Coordinate annotation records:
--------------------------------------------------

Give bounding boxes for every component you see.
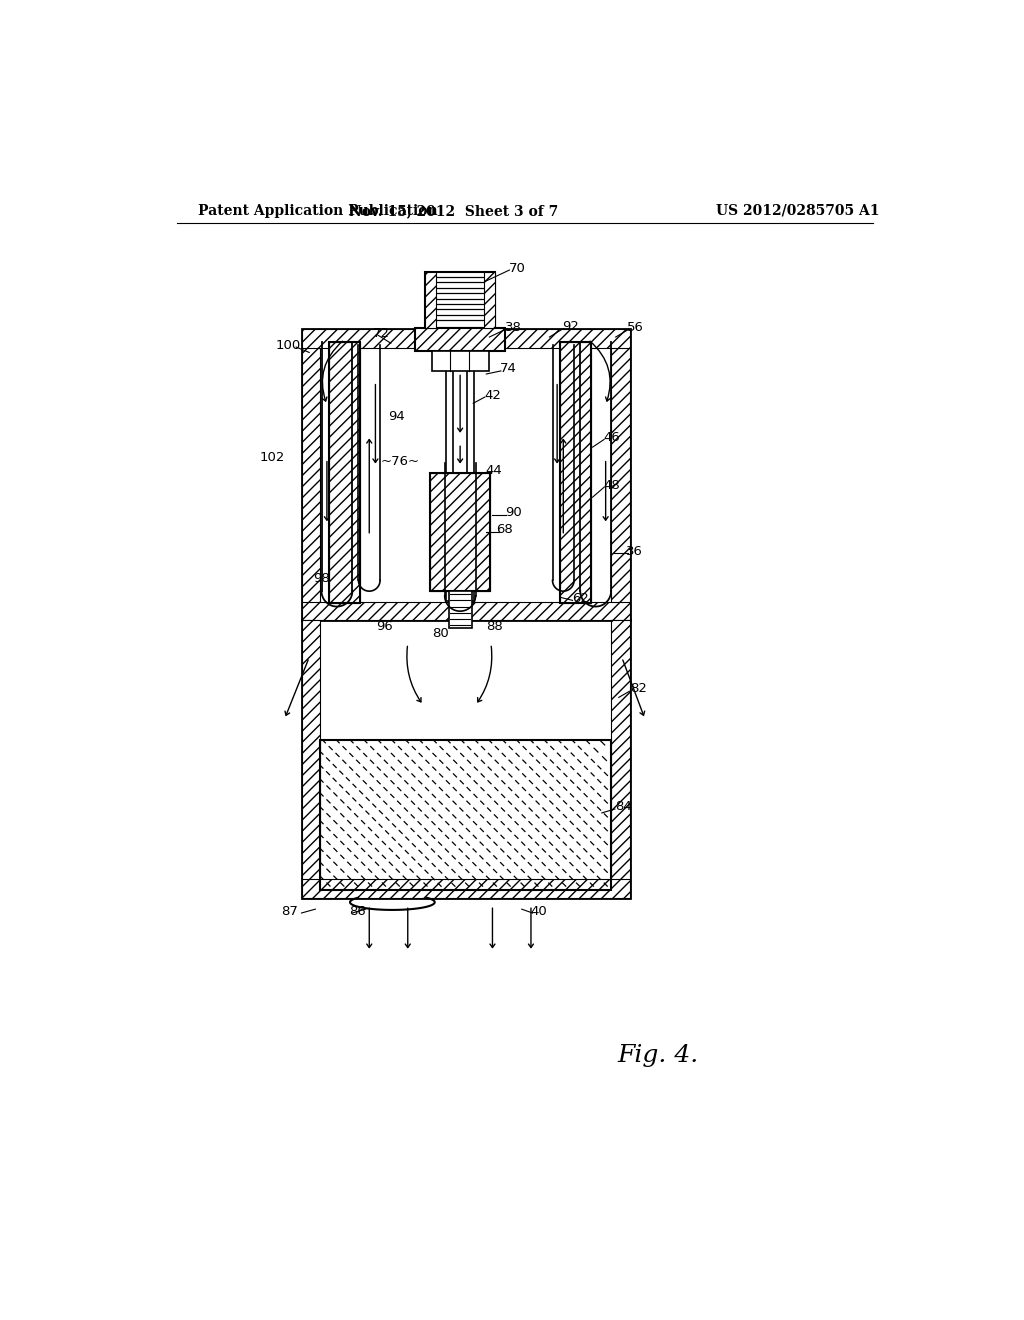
Text: 98: 98	[313, 572, 330, 585]
Text: 46: 46	[603, 430, 621, 444]
Text: 36: 36	[627, 545, 643, 557]
Text: 70: 70	[509, 261, 525, 275]
Bar	[430, 473, 490, 591]
Text: Patent Application Publication: Patent Application Publication	[199, 203, 438, 218]
Bar	[330, 342, 360, 603]
Text: 68: 68	[497, 523, 513, 536]
Bar	[560, 342, 591, 603]
Text: 87: 87	[281, 906, 298, 917]
Text: 90: 90	[505, 506, 521, 519]
Bar	[484, 272, 495, 327]
Text: 40: 40	[530, 906, 547, 917]
Text: 92: 92	[562, 319, 580, 333]
Text: 84: 84	[615, 800, 632, 813]
Text: 56: 56	[628, 321, 644, 334]
Text: 38: 38	[505, 321, 521, 334]
Bar	[301, 879, 630, 898]
Text: Fig. 4.: Fig. 4.	[617, 1044, 698, 1067]
Text: 42: 42	[484, 389, 501, 403]
Text: 88: 88	[486, 620, 503, 634]
Text: 74: 74	[500, 362, 516, 375]
Bar	[446, 351, 454, 601]
Text: 96: 96	[376, 620, 393, 634]
Bar	[319, 739, 611, 890]
Text: ~76~: ~76~	[381, 454, 420, 467]
Bar	[330, 342, 360, 603]
Text: 86: 86	[349, 906, 367, 917]
Bar	[301, 330, 319, 620]
Bar	[301, 330, 630, 348]
Bar	[611, 620, 630, 898]
Text: 72: 72	[373, 327, 390, 341]
Bar	[301, 620, 630, 898]
Bar	[430, 473, 490, 591]
Bar	[301, 620, 319, 898]
Text: 102: 102	[259, 450, 285, 463]
Text: 82: 82	[631, 681, 647, 694]
Text: 94: 94	[388, 409, 404, 422]
Text: 44: 44	[485, 463, 503, 477]
Text: 48: 48	[603, 479, 621, 492]
Text: Nov. 15, 2012  Sheet 3 of 7: Nov. 15, 2012 Sheet 3 of 7	[349, 203, 558, 218]
Bar	[416, 327, 505, 351]
Text: 62: 62	[572, 593, 590, 606]
Text: US 2012/0285705 A1: US 2012/0285705 A1	[716, 203, 880, 218]
Bar	[425, 272, 495, 327]
Bar	[301, 330, 630, 620]
Text: 100: 100	[275, 339, 301, 352]
Bar	[425, 272, 436, 327]
Bar	[560, 342, 591, 603]
Bar	[301, 602, 630, 620]
Bar	[449, 591, 472, 628]
Bar	[467, 351, 474, 601]
Text: 80: 80	[432, 627, 450, 640]
Bar	[611, 330, 630, 620]
Bar	[432, 351, 488, 371]
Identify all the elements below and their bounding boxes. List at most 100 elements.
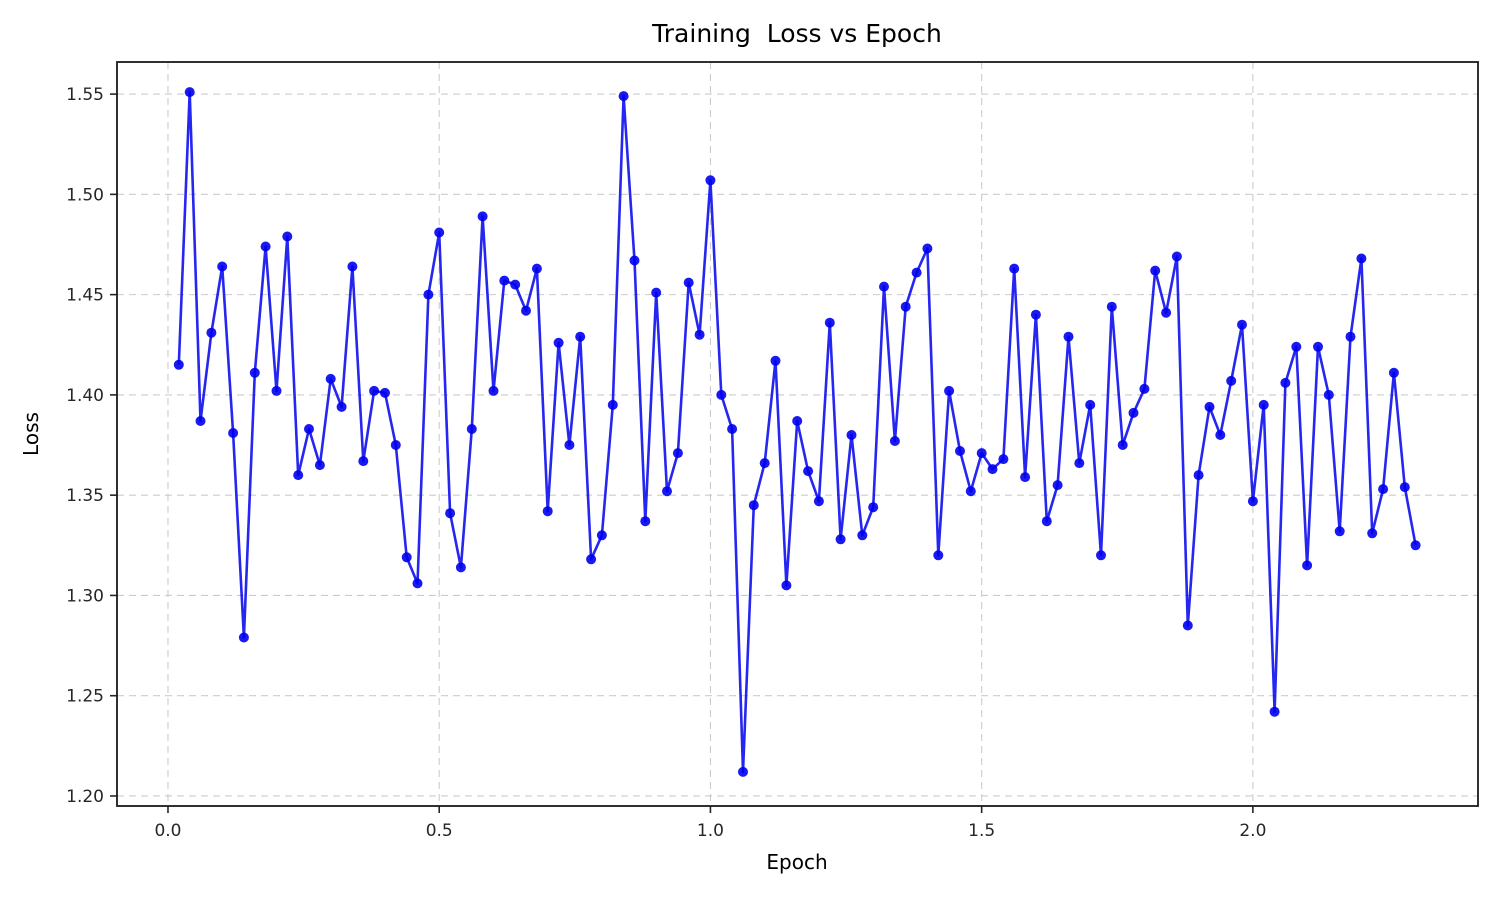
x-tick-label: 1.5 <box>968 821 995 841</box>
data-point-marker <box>184 87 195 98</box>
data-point-marker <box>521 305 531 316</box>
data-point-marker <box>1052 480 1063 491</box>
data-point-marker <box>325 373 336 384</box>
data-point-marker <box>651 287 662 298</box>
data-point-marker <box>1237 319 1247 330</box>
data-point-marker <box>640 516 651 527</box>
data-point-marker <box>694 329 705 340</box>
data-point-marker <box>1356 253 1367 264</box>
data-point-marker <box>336 401 347 412</box>
data-point-marker <box>857 530 868 541</box>
data-point-marker <box>1182 620 1193 631</box>
data-point-marker <box>260 241 271 252</box>
data-point-marker <box>1247 496 1258 507</box>
data-point-marker <box>488 385 499 396</box>
x-axis-label: Epoch <box>766 850 827 874</box>
data-point-marker <box>358 456 369 467</box>
x-tick-label: 0.5 <box>426 821 453 841</box>
data-point-marker <box>1378 484 1389 495</box>
data-point-marker <box>510 279 521 290</box>
data-point-marker <box>1074 458 1085 469</box>
data-point-marker <box>195 416 206 426</box>
data-point-marker <box>1106 301 1117 312</box>
grid-layer <box>117 62 1478 806</box>
data-point-marker <box>564 440 575 450</box>
data-point-marker <box>1323 389 1334 400</box>
data-point-marker <box>596 530 607 541</box>
data-point-marker <box>770 355 781 366</box>
tick-layer: 0.0 0.5 1.0 1.5 2.0 1.20 1.25 1.30 1.35 1.40 1.45 1… <box>66 85 1266 841</box>
data-point-marker <box>1085 399 1096 410</box>
data-point-marker <box>672 448 683 459</box>
loss-line <box>177 90 1417 774</box>
data-point-marker <box>781 580 792 591</box>
data-point-marker <box>716 389 727 400</box>
data-point-marker <box>1215 430 1226 440</box>
x-tick-label: 2.0 <box>1239 821 1266 841</box>
data-point-marker <box>1063 331 1074 342</box>
data-point-marker <box>1096 550 1106 561</box>
data-point-marker <box>824 317 835 328</box>
data-point-marker <box>1161 307 1172 318</box>
data-point-marker <box>1291 341 1302 352</box>
data-point-marker <box>1139 383 1150 394</box>
data-point-marker <box>846 430 857 440</box>
data-point-marker <box>998 454 1009 465</box>
data-point-marker <box>879 281 889 292</box>
data-point-marker <box>304 424 314 434</box>
data-point-marker <box>911 267 922 278</box>
data-point-marker <box>445 508 456 519</box>
data-point-marker <box>803 466 814 477</box>
y-tick-label: 1.40 <box>66 386 104 406</box>
data-point-marker <box>1171 251 1182 262</box>
y-tick-label: 1.45 <box>66 286 104 306</box>
data-point-marker <box>1193 470 1204 481</box>
data-point-marker <box>727 424 738 434</box>
data-point-marker <box>466 424 477 434</box>
data-point-marker <box>217 261 228 272</box>
data-point-marker <box>271 385 282 396</box>
plot-area-border <box>116 61 1479 807</box>
data-point-marker <box>1204 401 1215 412</box>
data-point-marker <box>965 486 976 497</box>
data-point-marker <box>705 175 716 186</box>
data-point-marker <box>542 506 553 517</box>
data-point-marker <box>955 446 965 456</box>
data-point-marker <box>1302 560 1313 571</box>
data-point-marker <box>401 552 412 563</box>
data-point-marker <box>618 91 629 102</box>
data-point-marker <box>173 359 184 370</box>
data-point-marker <box>477 211 488 222</box>
data-point-marker <box>434 227 445 238</box>
data-point-marker <box>412 578 423 589</box>
data-point-marker <box>380 387 390 398</box>
y-tick-label: 1.35 <box>66 486 104 506</box>
data-point-marker <box>1313 341 1323 352</box>
data-point-marker <box>933 550 944 561</box>
data-point-marker <box>1399 482 1410 493</box>
data-point-marker <box>1269 706 1280 717</box>
data-point-marker <box>900 301 911 312</box>
data-point-marker <box>575 331 586 342</box>
data-point-marker <box>531 263 542 274</box>
data-point-marker <box>1367 528 1378 539</box>
data-point-marker <box>813 496 824 507</box>
data-point-marker <box>1041 516 1052 527</box>
y-tick-label: 1.30 <box>66 586 104 606</box>
data-point-marker <box>683 277 694 288</box>
data-point-marker <box>1020 472 1031 483</box>
data-point-marker <box>662 486 672 497</box>
data-point-marker <box>944 385 955 396</box>
y-tick-label: 1.50 <box>66 185 104 205</box>
y-tick-label: 1.25 <box>66 687 104 707</box>
data-point-marker <box>390 440 401 450</box>
chart-title: Training Loss vs Epoch <box>651 19 942 48</box>
data-point-marker <box>792 416 803 426</box>
data-point-marker <box>455 562 466 573</box>
y-tick-label: 1.20 <box>66 787 104 807</box>
data-point-marker <box>586 554 597 565</box>
data-point-marker <box>1009 263 1020 274</box>
data-point-marker <box>1334 526 1345 537</box>
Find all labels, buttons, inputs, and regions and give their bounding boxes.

--------------------------------------------------

■ Problem to solve:
Copy out word for word every line in the material above, from the one containing "x-tick-label: 1.5 <box>968 821 995 841</box>" down to the one containing "data-point-marker <box>336 401 347 412</box>", both included.

■ Correct result:
x-tick-label: 1.5 <box>968 821 995 841</box>
data-point-marker <box>184 87 195 98</box>
data-point-marker <box>521 305 531 316</box>
data-point-marker <box>1052 480 1063 491</box>
data-point-marker <box>325 373 336 384</box>
data-point-marker <box>651 287 662 298</box>
data-point-marker <box>1237 319 1247 330</box>
data-point-marker <box>640 516 651 527</box>
data-point-marker <box>694 329 705 340</box>
data-point-marker <box>1356 253 1367 264</box>
data-point-marker <box>336 401 347 412</box>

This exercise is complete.